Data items
——
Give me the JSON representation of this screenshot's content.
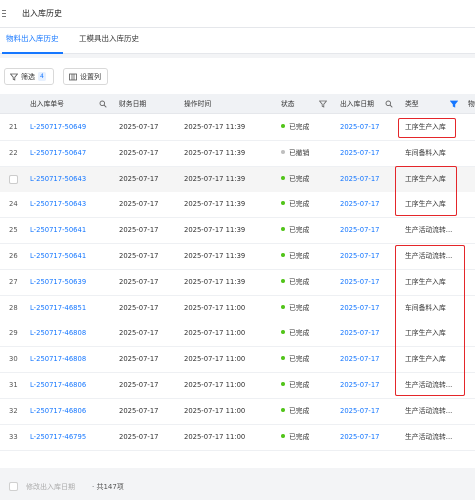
{
  "page": {
    "title": "出入库历史"
  },
  "tabs": [
    {
      "label": "物料出入库历史",
      "active": true
    },
    {
      "label": "工模具出入库历史",
      "active": false
    }
  ],
  "toolbar": {
    "filter_label": "筛选",
    "filter_count": "4",
    "settings_label": "设置列"
  },
  "table": {
    "headers": [
      "出入库单号",
      "财务日期",
      "操作时间",
      "状态",
      "出入库日期",
      "类型",
      "物"
    ],
    "rows": [
      {
        "index": "21",
        "order_no": "L-250717-50649",
        "finance_date": "2025-07-17",
        "op_time": "2025-07-17 11:39",
        "status": "已完成",
        "io_date": "2025-07-17",
        "type": "工序生产入库",
        "highlighted": false
      },
      {
        "index": "22",
        "order_no": "L-250717-50647",
        "finance_date": "2025-07-17",
        "op_time": "2025-07-17 11:39",
        "status": "已撤销",
        "io_date": "2025-07-17",
        "type": "车间备料入库",
        "highlighted": false
      },
      {
        "index": "",
        "order_no": "L-250717-50643",
        "finance_date": "2025-07-17",
        "op_time": "2025-07-17 11:39",
        "status": "已完成",
        "io_date": "2025-07-17",
        "type": "工序生产入库",
        "highlighted": true
      },
      {
        "index": "24",
        "order_no": "L-250717-50643",
        "finance_date": "2025-07-17",
        "op_time": "2025-07-17 11:39",
        "status": "已完成",
        "io_date": "2025-07-17",
        "type": "工序生产入库",
        "highlighted": false
      },
      {
        "index": "25",
        "order_no": "L-250717-50641",
        "finance_date": "2025-07-17",
        "op_time": "2025-07-17 11:39",
        "status": "已完成",
        "io_date": "2025-07-17",
        "type": "生产活动流转...",
        "highlighted": false
      },
      {
        "index": "26",
        "order_no": "L-250717-50641",
        "finance_date": "2025-07-17",
        "op_time": "2025-07-17 11:39",
        "status": "已完成",
        "io_date": "2025-07-17",
        "type": "生产活动流转...",
        "highlighted": false
      },
      {
        "index": "27",
        "order_no": "L-250717-50639",
        "finance_date": "2025-07-17",
        "op_time": "2025-07-17 11:39",
        "status": "已完成",
        "io_date": "2025-07-17",
        "type": "工序生产入库",
        "highlighted": false
      },
      {
        "index": "28",
        "order_no": "L-250717-46851",
        "finance_date": "2025-07-17",
        "op_time": "2025-07-17 11:00",
        "status": "已完成",
        "io_date": "2025-07-17",
        "type": "车间备料入库",
        "highlighted": false
      },
      {
        "index": "29",
        "order_no": "L-250717-46808",
        "finance_date": "2025-07-17",
        "op_time": "2025-07-17 11:00",
        "status": "已完成",
        "io_date": "2025-07-17",
        "type": "工序生产入库",
        "highlighted": false
      },
      {
        "index": "30",
        "order_no": "L-250717-46808",
        "finance_date": "2025-07-17",
        "op_time": "2025-07-17 11:00",
        "status": "已完成",
        "io_date": "2025-07-17",
        "type": "工序生产入库",
        "highlighted": false
      },
      {
        "index": "31",
        "order_no": "L-250717-46806",
        "finance_date": "2025-07-17",
        "op_time": "2025-07-17 11:00",
        "status": "已完成",
        "io_date": "2025-07-17",
        "type": "生产活动流转...",
        "highlighted": false
      },
      {
        "index": "32",
        "order_no": "L-250717-46806",
        "finance_date": "2025-07-17",
        "op_time": "2025-07-17 11:00",
        "status": "已完成",
        "io_date": "2025-07-17",
        "type": "生产活动流转...",
        "highlighted": false
      },
      {
        "index": "33",
        "order_no": "L-250717-46795",
        "finance_date": "2025-07-17",
        "op_time": "2025-07-17 11:00",
        "status": "已完成",
        "io_date": "2025-07-17",
        "type": "生产活动流转...",
        "highlighted": false
      }
    ]
  },
  "footer": {
    "modify_date_label": "修改出入库日期",
    "total_text": "· 共147项"
  },
  "colors": {
    "accent": "#1677ff",
    "status_done": "#52c41a",
    "status_cancelled": "#bfbfbf",
    "annotation_red": "#e4262a"
  }
}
——
*STATED EXERCISE:* Return all of the entries word for word, but omit the pictures.

*EXERCISE RESPONSE:*
Give me the JSON representation of this screenshot's content.
{
  "page": {
    "title": "出入库历史"
  },
  "tabs": [
    {
      "label": "物料出入库历史",
      "active": true
    },
    {
      "label": "工模具出入库历史",
      "active": false
    }
  ],
  "toolbar": {
    "filter_label": "筛选",
    "filter_count": "4",
    "settings_label": "设置列"
  },
  "table": {
    "headers": [
      "出入库单号",
      "财务日期",
      "操作时间",
      "状态",
      "出入库日期",
      "类型",
      "物"
    ],
    "rows": [
      {
        "index": "21",
        "order_no": "L-250717-50649",
        "finance_date": "2025-07-17",
        "op_time": "2025-07-17 11:39",
        "status": "已完成",
        "io_date": "2025-07-17",
        "type": "工序生产入库",
        "highlighted": false
      },
      {
        "index": "22",
        "order_no": "L-250717-50647",
        "finance_date": "2025-07-17",
        "op_time": "2025-07-17 11:39",
        "status": "已撤销",
        "io_date": "2025-07-17",
        "type": "车间备料入库",
        "highlighted": false
      },
      {
        "index": "",
        "order_no": "L-250717-50643",
        "finance_date": "2025-07-17",
        "op_time": "2025-07-17 11:39",
        "status": "已完成",
        "io_date": "2025-07-17",
        "type": "工序生产入库",
        "highlighted": true
      },
      {
        "index": "24",
        "order_no": "L-250717-50643",
        "finance_date": "2025-07-17",
        "op_time": "2025-07-17 11:39",
        "status": "已完成",
        "io_date": "2025-07-17",
        "type": "工序生产入库",
        "highlighted": false
      },
      {
        "index": "25",
        "order_no": "L-250717-50641",
        "finance_date": "2025-07-17",
        "op_time": "2025-07-17 11:39",
        "status": "已完成",
        "io_date": "2025-07-17",
        "type": "生产活动流转...",
        "highlighted": false
      },
      {
        "index": "26",
        "order_no": "L-250717-50641",
        "finance_date": "2025-07-17",
        "op_time": "2025-07-17 11:39",
        "status": "已完成",
        "io_date": "2025-07-17",
        "type": "生产活动流转...",
        "highlighted": false
      },
      {
        "index": "27",
        "order_no": "L-250717-50639",
        "finance_date": "2025-07-17",
        "op_time": "2025-07-17 11:39",
        "status": "已完成",
        "io_date": "2025-07-17",
        "type": "工序生产入库",
        "highlighted": false
      },
      {
        "index": "28",
        "order_no": "L-250717-46851",
        "finance_date": "2025-07-17",
        "op_time": "2025-07-17 11:00",
        "status": "已完成",
        "io_date": "2025-07-17",
        "type": "车间备料入库",
        "highlighted": false
      },
      {
        "index": "29",
        "order_no": "L-250717-46808",
        "finance_date": "2025-07-17",
        "op_time": "2025-07-17 11:00",
        "status": "已完成",
        "io_date": "2025-07-17",
        "type": "工序生产入库",
        "highlighted": false
      },
      {
        "index": "30",
        "order_no": "L-250717-46808",
        "finance_date": "2025-07-17",
        "op_time": "2025-07-17 11:00",
        "status": "已完成",
        "io_date": "2025-07-17",
        "type": "工序生产入库",
        "highlighted": false
      },
      {
        "index": "31",
        "order_no": "L-250717-46806",
        "finance_date": "2025-07-17",
        "op_time": "2025-07-17 11:00",
        "status": "已完成",
        "io_date": "2025-07-17",
        "type": "生产活动流转...",
        "highlighted": false
      },
      {
        "index": "32",
        "order_no": "L-250717-46806",
        "finance_date": "2025-07-17",
        "op_time": "2025-07-17 11:00",
        "status": "已完成",
        "io_date": "2025-07-17",
        "type": "生产活动流转...",
        "highlighted": false
      },
      {
        "index": "33",
        "order_no": "L-250717-46795",
        "finance_date": "2025-07-17",
        "op_time": "2025-07-17 11:00",
        "status": "已完成",
        "io_date": "2025-07-17",
        "type": "生产活动流转...",
        "highlighted": false
      }
    ]
  },
  "footer": {
    "modify_date_label": "修改出入库日期",
    "total_text": "· 共147项"
  },
  "colors": {
    "accent": "#1677ff",
    "status_done": "#52c41a",
    "status_cancelled": "#bfbfbf",
    "annotation_red": "#e4262a"
  }
}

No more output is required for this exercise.